(GIVEN TASK) Please write out the complete listing that follows, exactly as it reads.

## BEGIN DATA IN THIS EXERCISE

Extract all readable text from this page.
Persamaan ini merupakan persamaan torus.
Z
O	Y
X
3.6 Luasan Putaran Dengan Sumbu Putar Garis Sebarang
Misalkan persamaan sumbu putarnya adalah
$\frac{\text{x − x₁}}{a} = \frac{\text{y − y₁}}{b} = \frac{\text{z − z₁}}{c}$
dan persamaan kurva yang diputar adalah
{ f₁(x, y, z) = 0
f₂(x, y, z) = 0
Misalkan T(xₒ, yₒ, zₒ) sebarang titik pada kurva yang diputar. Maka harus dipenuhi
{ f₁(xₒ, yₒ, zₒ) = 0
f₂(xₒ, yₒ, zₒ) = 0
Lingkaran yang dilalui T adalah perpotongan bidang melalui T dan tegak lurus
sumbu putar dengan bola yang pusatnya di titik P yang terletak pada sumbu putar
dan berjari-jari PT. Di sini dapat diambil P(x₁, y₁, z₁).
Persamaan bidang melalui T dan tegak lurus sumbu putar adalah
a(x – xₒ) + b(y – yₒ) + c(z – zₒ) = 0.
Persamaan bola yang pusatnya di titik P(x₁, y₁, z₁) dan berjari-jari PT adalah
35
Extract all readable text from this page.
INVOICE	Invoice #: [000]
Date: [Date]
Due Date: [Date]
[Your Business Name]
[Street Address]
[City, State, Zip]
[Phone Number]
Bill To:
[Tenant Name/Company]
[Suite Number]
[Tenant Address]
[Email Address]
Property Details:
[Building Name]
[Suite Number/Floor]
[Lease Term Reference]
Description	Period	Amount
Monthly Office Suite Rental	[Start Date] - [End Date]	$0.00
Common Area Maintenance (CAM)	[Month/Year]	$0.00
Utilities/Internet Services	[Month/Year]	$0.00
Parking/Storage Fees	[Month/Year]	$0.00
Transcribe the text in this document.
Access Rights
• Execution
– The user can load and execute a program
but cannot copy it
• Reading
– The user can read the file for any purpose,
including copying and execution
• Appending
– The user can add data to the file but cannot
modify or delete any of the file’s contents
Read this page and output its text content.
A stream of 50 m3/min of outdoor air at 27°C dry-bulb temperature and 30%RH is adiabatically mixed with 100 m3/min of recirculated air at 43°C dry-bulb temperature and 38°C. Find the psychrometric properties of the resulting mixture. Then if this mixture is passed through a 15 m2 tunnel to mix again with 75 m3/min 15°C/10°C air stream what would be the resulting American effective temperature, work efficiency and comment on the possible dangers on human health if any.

## END DATA IN THIS EXERCISE

(SOLUTION)
Extract all readable text from this page.
Persamaan ini merupakan persamaan torus.
Z
O	Y
X
3.6 Luasan Putaran Dengan Sumbu Putar Garis Sebarang
Misalkan persamaan sumbu putarnya adalah
$\frac{\text{x − x₁}}{a} = \frac{\text{y − y₁}}{b} = \frac{\text{z − z₁}}{c}$
dan persamaan kurva yang diputar adalah
{ f₁(x, y, z) = 0
f₂(x, y, z) = 0
Misalkan T(xₒ, yₒ, zₒ) sebarang titik pada kurva yang diputar. Maka harus dipenuhi
{ f₁(xₒ, yₒ, zₒ) = 0
f₂(xₒ, yₒ, zₒ) = 0
Lingkaran yang dilalui T adalah perpotongan bidang melalui T dan tegak lurus
sumbu putar dengan bola yang pusatnya di titik P yang terletak pada sumbu putar
dan berjari-jari PT. Di sini dapat diambil P(x₁, y₁, z₁).
Persamaan bidang melalui T dan tegak lurus sumbu putar adalah
a(x – xₒ) + b(y – yₒ) + c(z – zₒ) = 0.
Persamaan bola yang pusatnya di titik P(x₁, y₁, z₁) dan berjari-jari PT adalah
35
Extract all readable text from this page.
INVOICE	Invoice #: [000]
Date: [Date]
Due Date: [Date]
[Your Business Name]
[Street Address]
[City, State, Zip]
[Phone Number]
Bill To:
[Tenant Name/Company]
[Suite Number]
[Tenant Address]
[Email Address]
Property Details:
[Building Name]
[Suite Number/Floor]
[Lease Term Reference]
Description	Period	Amount
Monthly Office Suite Rental	[Start Date] - [End Date]	$0.00
Common Area Maintenance (CAM)	[Month/Year]	$0.00
Utilities/Internet Services	[Month/Year]	$0.00
Parking/Storage Fees	[Month/Year]	$0.00
Transcribe the text in this document.
Access Rights
• Execution
– The user can load and execute a program
but cannot copy it
• Reading
– The user can read the file for any purpose,
including copying and execution
• Appending
– The user can add data to the file but cannot
modify or delete any of the file’s contents
Read this page and output its text content.
A stream of 50 m3/min of outdoor air at 27°C dry-bulb temperature and 30%RH is adiabatically mixed with 100 m3/min of recirculated air at 43°C dry-bulb temperature and 38°C. Find the psychrometric properties of the resulting mixture. Then if this mixture is passed through a 15 m2 tunnel to mix again with 75 m3/min 15°C/10°C air stream what would be the resulting American effective temperature, work efficiency and comment on the possible dangers on human health if any.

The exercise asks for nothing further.